# STATED PROBLEM
Locate each line of the material that contains "Grundwasserstand", then return it.

# INPUT FOR THIS TASK

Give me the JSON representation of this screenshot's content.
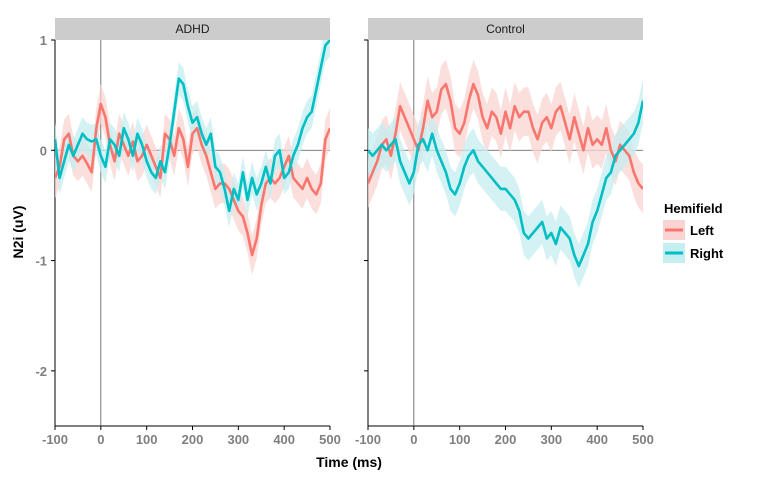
{
  "chart_data": {
    "type": "line",
    "xlabel": "Time (ms)",
    "ylabel": "N2i (uV)",
    "xlim": [
      -100,
      500
    ],
    "ylim": [
      -2.5,
      1
    ],
    "x_ticks": [
      -100,
      0,
      100,
      200,
      300,
      400,
      500
    ],
    "y_ticks": [
      -2,
      -1,
      0,
      1
    ],
    "x_tick_labels": [
      "-100",
      "0",
      "100",
      "200",
      "300",
      "400",
      "500"
    ],
    "y_tick_labels": [
      "-2",
      "-1",
      "0",
      "1"
    ],
    "grid": false,
    "hlines": [
      0
    ],
    "vlines": [
      0
    ],
    "legend": {
      "title": "Hemifield",
      "position": "right",
      "entries": [
        {
          "label": "Left",
          "color": "#F8766D",
          "band_color": "#FAD4D2"
        },
        {
          "label": "Right",
          "color": "#00BFC4",
          "band_color": "#C5EEF0"
        }
      ]
    },
    "panels": [
      {
        "title": "ADHD",
        "x": [
          -100,
          -90,
          -80,
          -70,
          -60,
          -50,
          -40,
          -30,
          -20,
          -10,
          0,
          10,
          20,
          30,
          40,
          50,
          60,
          70,
          80,
          90,
          100,
          110,
          120,
          130,
          140,
          150,
          160,
          170,
          180,
          190,
          200,
          210,
          220,
          230,
          240,
          250,
          260,
          270,
          280,
          290,
          300,
          310,
          320,
          330,
          340,
          350,
          360,
          370,
          380,
          390,
          400,
          410,
          420,
          430,
          440,
          450,
          460,
          470,
          480,
          490,
          500
        ],
        "series": [
          {
            "name": "Left",
            "values": [
              -0.25,
              -0.15,
              0.1,
              0.15,
              -0.05,
              -0.1,
              -0.05,
              -0.12,
              -0.2,
              0.2,
              0.42,
              0.3,
              0.05,
              -0.1,
              0.15,
              0.05,
              -0.05,
              0.08,
              -0.1,
              -0.05,
              0.05,
              -0.05,
              -0.15,
              -0.25,
              0.15,
              0.1,
              -0.05,
              0.2,
              0.1,
              -0.15,
              0.15,
              0.2,
              0.05,
              -0.05,
              -0.2,
              -0.35,
              -0.3,
              -0.3,
              -0.35,
              -0.45,
              -0.55,
              -0.6,
              -0.75,
              -0.95,
              -0.8,
              -0.5,
              -0.3,
              -0.25,
              -0.3,
              -0.25,
              -0.15,
              -0.05,
              -0.25,
              -0.3,
              -0.35,
              -0.25,
              -0.35,
              -0.4,
              -0.3,
              0.1,
              0.2
            ],
            "band": 0.18
          },
          {
            "name": "Right",
            "values": [
              0.1,
              -0.25,
              -0.1,
              0.05,
              -0.05,
              0.05,
              0.15,
              0.1,
              0.08,
              0.1,
              -0.05,
              -0.15,
              0.1,
              0.05,
              -0.05,
              0.2,
              0.1,
              -0.05,
              0.15,
              0.05,
              -0.1,
              -0.2,
              -0.25,
              -0.1,
              -0.2,
              0.05,
              0.35,
              0.65,
              0.6,
              0.4,
              0.25,
              0.3,
              0.15,
              0.05,
              0.15,
              -0.15,
              -0.2,
              -0.35,
              -0.55,
              -0.35,
              -0.45,
              -0.2,
              -0.45,
              -0.25,
              -0.4,
              -0.3,
              -0.15,
              -0.3,
              -0.05,
              0.0,
              -0.25,
              -0.2,
              -0.05,
              0.05,
              0.2,
              0.3,
              0.35,
              0.55,
              0.75,
              0.95,
              1.0
            ],
            "band": 0.15
          }
        ]
      },
      {
        "title": "Control",
        "x": [
          -100,
          -90,
          -80,
          -70,
          -60,
          -50,
          -40,
          -30,
          -20,
          -10,
          0,
          10,
          20,
          30,
          40,
          50,
          60,
          70,
          80,
          90,
          100,
          110,
          120,
          130,
          140,
          150,
          160,
          170,
          180,
          190,
          200,
          210,
          220,
          230,
          240,
          250,
          260,
          270,
          280,
          290,
          300,
          310,
          320,
          330,
          340,
          350,
          360,
          370,
          380,
          390,
          400,
          410,
          420,
          430,
          440,
          450,
          460,
          470,
          480,
          490,
          500
        ],
        "series": [
          {
            "name": "Left",
            "values": [
              -0.3,
              -0.2,
              -0.1,
              0.05,
              0.1,
              -0.05,
              0.15,
              0.4,
              0.3,
              0.2,
              0.1,
              0.0,
              0.2,
              0.45,
              0.3,
              0.35,
              0.55,
              0.6,
              0.45,
              0.2,
              0.15,
              0.25,
              0.45,
              0.6,
              0.5,
              0.3,
              0.2,
              0.35,
              0.3,
              0.15,
              0.35,
              0.2,
              0.4,
              0.3,
              0.35,
              0.35,
              0.2,
              0.1,
              0.25,
              0.3,
              0.2,
              0.35,
              0.4,
              0.25,
              0.1,
              0.3,
              0.15,
              0.0,
              0.2,
              0.05,
              0.1,
              0.05,
              0.2,
              0.0,
              -0.1,
              0.05,
              0.0,
              -0.05,
              -0.2,
              -0.3,
              -0.35
            ],
            "band": 0.22
          },
          {
            "name": "Right",
            "values": [
              0.0,
              -0.05,
              0.0,
              0.05,
              0.0,
              0.05,
              0.1,
              -0.1,
              -0.2,
              -0.3,
              -0.2,
              0.05,
              0.1,
              0.0,
              0.15,
              0.0,
              -0.1,
              -0.2,
              -0.35,
              -0.4,
              -0.3,
              -0.15,
              -0.05,
              0.0,
              -0.1,
              -0.15,
              -0.2,
              -0.25,
              -0.3,
              -0.35,
              -0.35,
              -0.4,
              -0.45,
              -0.55,
              -0.75,
              -0.8,
              -0.75,
              -0.7,
              -0.65,
              -0.8,
              -0.75,
              -0.85,
              -0.7,
              -0.75,
              -0.8,
              -0.95,
              -1.05,
              -0.95,
              -0.85,
              -0.65,
              -0.55,
              -0.4,
              -0.25,
              -0.2,
              -0.05,
              0.0,
              0.05,
              0.1,
              0.15,
              0.25,
              0.45
            ],
            "band": 0.2
          }
        ]
      }
    ]
  }
}
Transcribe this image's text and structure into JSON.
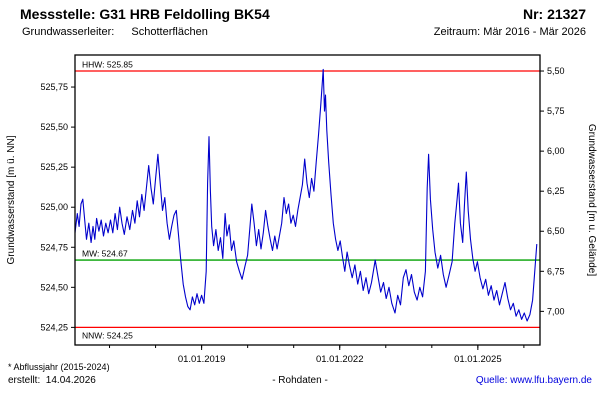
{
  "header": {
    "title": "Messstelle: G31 HRB Feldolling BK54",
    "number": "Nr: 21327",
    "aquifer_label": "Grundwasserleiter:",
    "aquifer_value": "Schotterflächen",
    "period": "Zeitraum: Mär 2016 - Mär 2026"
  },
  "footer": {
    "footnote": "* Abflussjahr (2015-2024)",
    "created": "erstellt:  14.04.2026",
    "center_label": "- Rohdaten -",
    "source_label": "Quelle: ",
    "source_link": "www.lfu.bayern.de"
  },
  "chart_data": {
    "type": "line",
    "ylabel_left": "Grundwasserstand [m ü. NN]",
    "ylabel_right": "Grundwasserstand [m u. Gelände]",
    "xlim": [
      2016.25,
      2026.35
    ],
    "ylim_left": [
      524.14,
      525.95
    ],
    "grid": false,
    "legend": "none",
    "yticks_left": [
      524.25,
      524.5,
      524.75,
      525.0,
      525.25,
      525.5,
      525.75
    ],
    "ytick_labels_left": [
      "524,25",
      "524,50",
      "524,75",
      "525,00",
      "525,25",
      "525,50",
      "525,75"
    ],
    "yticks_right": [
      {
        "label": "5,50",
        "level": 525.85
      },
      {
        "label": "5,75",
        "level": 525.6
      },
      {
        "label": "6,00",
        "level": 525.35
      },
      {
        "label": "6,25",
        "level": 525.1
      },
      {
        "label": "6,50",
        "level": 524.85
      },
      {
        "label": "6,75",
        "level": 524.6
      },
      {
        "label": "7,00",
        "level": 524.35
      }
    ],
    "xticks": [
      2019,
      2022,
      2025
    ],
    "xtick_labels": [
      "01.01.2019",
      "01.01.2022",
      "01.01.2025"
    ],
    "xticks_minor": [
      2017,
      2018,
      2019,
      2020,
      2021,
      2022,
      2023,
      2024,
      2025,
      2026
    ],
    "reference_lines": [
      {
        "name": "hhw",
        "label": "HHW: 525.85",
        "value": 525.85,
        "color": "#ff0000",
        "label_pos": "above"
      },
      {
        "name": "mw",
        "label": "MW: 524.67",
        "value": 524.67,
        "color": "#00a000",
        "label_pos": "above"
      },
      {
        "name": "nnw",
        "label": "NNW: 524.25",
        "value": 524.25,
        "color": "#ff0000",
        "label_pos": "below"
      }
    ],
    "series": [
      {
        "name": "Rohdaten",
        "color": "#0000cc",
        "points": [
          [
            2016.25,
            524.84
          ],
          [
            2016.3,
            524.96
          ],
          [
            2016.34,
            524.88
          ],
          [
            2016.38,
            525.02
          ],
          [
            2016.42,
            525.05
          ],
          [
            2016.46,
            524.92
          ],
          [
            2016.5,
            524.8
          ],
          [
            2016.55,
            524.9
          ],
          [
            2016.6,
            524.78
          ],
          [
            2016.64,
            524.88
          ],
          [
            2016.68,
            524.8
          ],
          [
            2016.72,
            524.93
          ],
          [
            2016.77,
            524.85
          ],
          [
            2016.82,
            524.92
          ],
          [
            2016.87,
            524.82
          ],
          [
            2016.92,
            524.9
          ],
          [
            2016.97,
            524.84
          ],
          [
            2017.02,
            524.92
          ],
          [
            2017.07,
            524.84
          ],
          [
            2017.12,
            524.96
          ],
          [
            2017.17,
            524.86
          ],
          [
            2017.22,
            525.0
          ],
          [
            2017.27,
            524.9
          ],
          [
            2017.32,
            524.83
          ],
          [
            2017.38,
            524.94
          ],
          [
            2017.44,
            524.86
          ],
          [
            2017.5,
            524.98
          ],
          [
            2017.55,
            524.9
          ],
          [
            2017.6,
            525.04
          ],
          [
            2017.65,
            524.94
          ],
          [
            2017.7,
            525.08
          ],
          [
            2017.75,
            524.98
          ],
          [
            2017.8,
            525.12
          ],
          [
            2017.85,
            525.26
          ],
          [
            2017.9,
            525.12
          ],
          [
            2017.95,
            525.02
          ],
          [
            2018.0,
            525.18
          ],
          [
            2018.05,
            525.33
          ],
          [
            2018.1,
            525.15
          ],
          [
            2018.15,
            524.98
          ],
          [
            2018.2,
            525.06
          ],
          [
            2018.25,
            524.9
          ],
          [
            2018.3,
            524.8
          ],
          [
            2018.35,
            524.88
          ],
          [
            2018.4,
            524.95
          ],
          [
            2018.45,
            524.98
          ],
          [
            2018.5,
            524.82
          ],
          [
            2018.55,
            524.66
          ],
          [
            2018.6,
            524.52
          ],
          [
            2018.65,
            524.44
          ],
          [
            2018.7,
            524.38
          ],
          [
            2018.75,
            524.36
          ],
          [
            2018.8,
            524.44
          ],
          [
            2018.85,
            524.39
          ],
          [
            2018.9,
            524.46
          ],
          [
            2018.95,
            524.4
          ],
          [
            2019.0,
            524.45
          ],
          [
            2019.05,
            524.4
          ],
          [
            2019.1,
            524.6
          ],
          [
            2019.13,
            525.15
          ],
          [
            2019.16,
            525.44
          ],
          [
            2019.19,
            525.1
          ],
          [
            2019.22,
            524.88
          ],
          [
            2019.26,
            524.76
          ],
          [
            2019.31,
            524.86
          ],
          [
            2019.36,
            524.73
          ],
          [
            2019.41,
            524.81
          ],
          [
            2019.46,
            524.68
          ],
          [
            2019.51,
            524.96
          ],
          [
            2019.55,
            524.82
          ],
          [
            2019.6,
            524.89
          ],
          [
            2019.65,
            524.73
          ],
          [
            2019.7,
            524.79
          ],
          [
            2019.76,
            524.66
          ],
          [
            2019.82,
            524.6
          ],
          [
            2019.88,
            524.55
          ],
          [
            2019.94,
            524.63
          ],
          [
            2020.0,
            524.7
          ],
          [
            2020.05,
            524.88
          ],
          [
            2020.09,
            525.02
          ],
          [
            2020.14,
            524.9
          ],
          [
            2020.19,
            524.76
          ],
          [
            2020.24,
            524.86
          ],
          [
            2020.29,
            524.74
          ],
          [
            2020.34,
            524.84
          ],
          [
            2020.39,
            524.98
          ],
          [
            2020.44,
            524.88
          ],
          [
            2020.49,
            524.8
          ],
          [
            2020.54,
            524.73
          ],
          [
            2020.59,
            524.82
          ],
          [
            2020.64,
            524.74
          ],
          [
            2020.69,
            524.82
          ],
          [
            2020.74,
            524.9
          ],
          [
            2020.79,
            525.06
          ],
          [
            2020.84,
            524.96
          ],
          [
            2020.89,
            525.02
          ],
          [
            2020.94,
            524.9
          ],
          [
            2020.99,
            524.95
          ],
          [
            2021.04,
            524.88
          ],
          [
            2021.09,
            524.98
          ],
          [
            2021.14,
            525.06
          ],
          [
            2021.19,
            525.14
          ],
          [
            2021.24,
            525.3
          ],
          [
            2021.29,
            525.15
          ],
          [
            2021.34,
            525.06
          ],
          [
            2021.39,
            525.18
          ],
          [
            2021.44,
            525.1
          ],
          [
            2021.49,
            525.28
          ],
          [
            2021.54,
            525.45
          ],
          [
            2021.59,
            525.65
          ],
          [
            2021.64,
            525.86
          ],
          [
            2021.67,
            525.6
          ],
          [
            2021.69,
            525.7
          ],
          [
            2021.72,
            525.48
          ],
          [
            2021.76,
            525.28
          ],
          [
            2021.81,
            525.08
          ],
          [
            2021.86,
            524.9
          ],
          [
            2021.91,
            524.8
          ],
          [
            2021.96,
            524.73
          ],
          [
            2022.01,
            524.79
          ],
          [
            2022.06,
            524.69
          ],
          [
            2022.11,
            524.6
          ],
          [
            2022.16,
            524.72
          ],
          [
            2022.21,
            524.64
          ],
          [
            2022.27,
            524.56
          ],
          [
            2022.33,
            524.64
          ],
          [
            2022.39,
            524.52
          ],
          [
            2022.45,
            524.6
          ],
          [
            2022.51,
            524.48
          ],
          [
            2022.57,
            524.56
          ],
          [
            2022.63,
            524.46
          ],
          [
            2022.69,
            524.53
          ],
          [
            2022.77,
            524.67
          ],
          [
            2022.83,
            524.57
          ],
          [
            2022.89,
            524.47
          ],
          [
            2022.95,
            524.53
          ],
          [
            2023.01,
            524.43
          ],
          [
            2023.07,
            524.5
          ],
          [
            2023.13,
            524.4
          ],
          [
            2023.2,
            524.34
          ],
          [
            2023.26,
            524.45
          ],
          [
            2023.32,
            524.39
          ],
          [
            2023.38,
            524.56
          ],
          [
            2023.44,
            524.61
          ],
          [
            2023.5,
            524.51
          ],
          [
            2023.56,
            524.58
          ],
          [
            2023.62,
            524.47
          ],
          [
            2023.68,
            524.42
          ],
          [
            2023.74,
            524.5
          ],
          [
            2023.8,
            524.44
          ],
          [
            2023.86,
            524.6
          ],
          [
            2023.9,
            525.12
          ],
          [
            2023.93,
            525.33
          ],
          [
            2023.97,
            525.05
          ],
          [
            2024.02,
            524.86
          ],
          [
            2024.07,
            524.72
          ],
          [
            2024.13,
            524.62
          ],
          [
            2024.19,
            524.7
          ],
          [
            2024.25,
            524.58
          ],
          [
            2024.31,
            524.5
          ],
          [
            2024.37,
            524.57
          ],
          [
            2024.44,
            524.66
          ],
          [
            2024.5,
            524.9
          ],
          [
            2024.55,
            525.05
          ],
          [
            2024.58,
            525.15
          ],
          [
            2024.62,
            524.9
          ],
          [
            2024.67,
            524.78
          ],
          [
            2024.71,
            525.02
          ],
          [
            2024.75,
            525.22
          ],
          [
            2024.79,
            524.98
          ],
          [
            2024.84,
            524.8
          ],
          [
            2024.89,
            524.68
          ],
          [
            2024.94,
            524.6
          ],
          [
            2024.99,
            524.66
          ],
          [
            2025.05,
            524.56
          ],
          [
            2025.11,
            524.49
          ],
          [
            2025.17,
            524.55
          ],
          [
            2025.23,
            524.45
          ],
          [
            2025.29,
            524.51
          ],
          [
            2025.35,
            524.42
          ],
          [
            2025.41,
            524.48
          ],
          [
            2025.47,
            524.39
          ],
          [
            2025.53,
            524.46
          ],
          [
            2025.59,
            524.53
          ],
          [
            2025.65,
            524.43
          ],
          [
            2025.71,
            524.36
          ],
          [
            2025.77,
            524.4
          ],
          [
            2025.83,
            524.32
          ],
          [
            2025.89,
            524.36
          ],
          [
            2025.95,
            524.3
          ],
          [
            2026.01,
            524.34
          ],
          [
            2026.07,
            524.29
          ],
          [
            2026.13,
            524.33
          ],
          [
            2026.19,
            524.42
          ],
          [
            2026.28,
            524.77
          ]
        ]
      }
    ]
  }
}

# THE COMPLETED TASK
    "ylabel_left": "Grundwasserstand [m ü. NN]",
    "ylabel_right": "Grundwasserstand [m u. Gelände]",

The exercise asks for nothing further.